- Goal -
Your task is to reproduce the material exactly.

Stored data entries
^^^^^^^^
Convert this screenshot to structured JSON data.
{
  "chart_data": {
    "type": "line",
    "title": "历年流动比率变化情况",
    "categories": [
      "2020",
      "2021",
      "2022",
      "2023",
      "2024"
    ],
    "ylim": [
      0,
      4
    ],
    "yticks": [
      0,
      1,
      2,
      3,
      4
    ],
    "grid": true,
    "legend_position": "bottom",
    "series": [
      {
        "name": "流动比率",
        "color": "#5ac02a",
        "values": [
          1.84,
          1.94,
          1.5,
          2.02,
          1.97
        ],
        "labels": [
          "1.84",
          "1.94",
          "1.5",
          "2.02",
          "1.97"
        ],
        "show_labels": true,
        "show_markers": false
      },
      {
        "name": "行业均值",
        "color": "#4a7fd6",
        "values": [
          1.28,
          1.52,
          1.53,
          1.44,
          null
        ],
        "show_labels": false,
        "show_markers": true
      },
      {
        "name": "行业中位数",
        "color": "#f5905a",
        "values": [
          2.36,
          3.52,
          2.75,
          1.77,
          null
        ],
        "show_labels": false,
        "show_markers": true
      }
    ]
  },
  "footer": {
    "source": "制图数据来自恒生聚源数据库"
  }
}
^^^^^^^^
- Task output -
Convert this screenshot to structured JSON data.
{
  "chart_data": {
    "type": "line",
    "title": "历年流动比率变化情况",
    "categories": [
      "2020",
      "2021",
      "2022",
      "2023",
      "2024"
    ],
    "ylim": [
      0,
      4
    ],
    "yticks": [
      0,
      1,
      2,
      3,
      4
    ],
    "grid": true,
    "legend_position": "bottom",
    "series": [
      {
        "name": "流动比率",
        "color": "#5ac02a",
        "values": [
          1.84,
          1.94,
          1.5,
          2.02,
          1.97
        ],
        "labels": [
          "1.84",
          "1.94",
          "1.5",
          "2.02",
          "1.97"
        ],
        "show_labels": true,
        "show_markers": false
      },
      {
        "name": "行业均值",
        "color": "#4a7fd6",
        "values": [
          1.28,
          1.52,
          1.53,
          1.44,
          null
        ],
        "show_labels": false,
        "show_markers": true
      },
      {
        "name": "行业中位数",
        "color": "#f5905a",
        "values": [
          2.36,
          3.52,
          2.75,
          1.77,
          null
        ],
        "show_labels": false,
        "show_markers": true
      }
    ]
  },
  "footer": {
    "source": "制图数据来自恒生聚源数据库"
  }
}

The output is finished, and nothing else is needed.